* BEGIN Raw data *

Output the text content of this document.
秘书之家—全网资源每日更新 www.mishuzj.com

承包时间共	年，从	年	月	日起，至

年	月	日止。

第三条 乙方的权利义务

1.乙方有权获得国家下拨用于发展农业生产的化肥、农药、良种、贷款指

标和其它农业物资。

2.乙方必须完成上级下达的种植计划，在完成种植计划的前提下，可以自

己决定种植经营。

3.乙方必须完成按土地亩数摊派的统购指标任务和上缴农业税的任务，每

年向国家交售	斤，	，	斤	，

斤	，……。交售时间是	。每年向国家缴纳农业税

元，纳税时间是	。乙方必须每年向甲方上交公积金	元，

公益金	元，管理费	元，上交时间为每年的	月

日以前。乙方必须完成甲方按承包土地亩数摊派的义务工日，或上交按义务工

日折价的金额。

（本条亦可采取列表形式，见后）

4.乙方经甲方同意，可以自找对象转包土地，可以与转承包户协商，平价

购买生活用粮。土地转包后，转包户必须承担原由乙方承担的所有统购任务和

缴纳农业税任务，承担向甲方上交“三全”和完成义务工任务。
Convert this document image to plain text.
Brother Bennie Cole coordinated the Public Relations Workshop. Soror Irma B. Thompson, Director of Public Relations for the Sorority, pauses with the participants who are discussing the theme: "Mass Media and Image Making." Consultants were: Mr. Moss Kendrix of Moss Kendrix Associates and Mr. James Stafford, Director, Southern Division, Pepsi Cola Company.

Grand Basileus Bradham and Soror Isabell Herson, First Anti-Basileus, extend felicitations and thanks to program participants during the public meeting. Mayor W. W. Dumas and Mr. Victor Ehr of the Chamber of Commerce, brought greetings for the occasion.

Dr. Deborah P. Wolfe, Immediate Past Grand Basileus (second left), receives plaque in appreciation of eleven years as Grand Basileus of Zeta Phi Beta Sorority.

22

* END Raw data *

▸ What is required: Repeat each of the entries above precisely as given.

▸ Exercise response:
Output the text content of this document.
秘书之家—全网资源每日更新 www.mishuzj.com

承包时间共	年，从	年	月	日起，至

年	月	日止。

第三条 乙方的权利义务

1.乙方有权获得国家下拨用于发展农业生产的化肥、农药、良种、贷款指

标和其它农业物资。

2.乙方必须完成上级下达的种植计划，在完成种植计划的前提下，可以自

己决定种植经营。

3.乙方必须完成按土地亩数摊派的统购指标任务和上缴农业税的任务，每

年向国家交售	斤，	，	斤	，

斤	，……。交售时间是	。每年向国家缴纳农业税

元，纳税时间是	。乙方必须每年向甲方上交公积金	元，

公益金	元，管理费	元，上交时间为每年的	月

日以前。乙方必须完成甲方按承包土地亩数摊派的义务工日，或上交按义务工

日折价的金额。

（本条亦可采取列表形式，见后）

4.乙方经甲方同意，可以自找对象转包土地，可以与转承包户协商，平价

购买生活用粮。土地转包后，转包户必须承担原由乙方承担的所有统购任务和

缴纳农业税任务，承担向甲方上交“三全”和完成义务工任务。
Convert this document image to plain text.
Brother Bennie Cole coordinated the Public Relations Workshop. Soror Irma B. Thompson, Director of Public Relations for the Sorority, pauses with the participants who are discussing the theme: "Mass Media and Image Making." Consultants were: Mr. Moss Kendrix of Moss Kendrix Associates and Mr. James Stafford, Director, Southern Division, Pepsi Cola Company.

Grand Basileus Bradham and Soror Isabell Herson, First Anti-Basileus, extend felicitations and thanks to program participants during the public meeting. Mayor W. W. Dumas and Mr. Victor Ehr of the Chamber of Commerce, brought greetings for the occasion.

Dr. Deborah P. Wolfe, Immediate Past Grand Basileus (second left), receives plaque in appreciation of eleven years as Grand Basileus of Zeta Phi Beta Sorority.

22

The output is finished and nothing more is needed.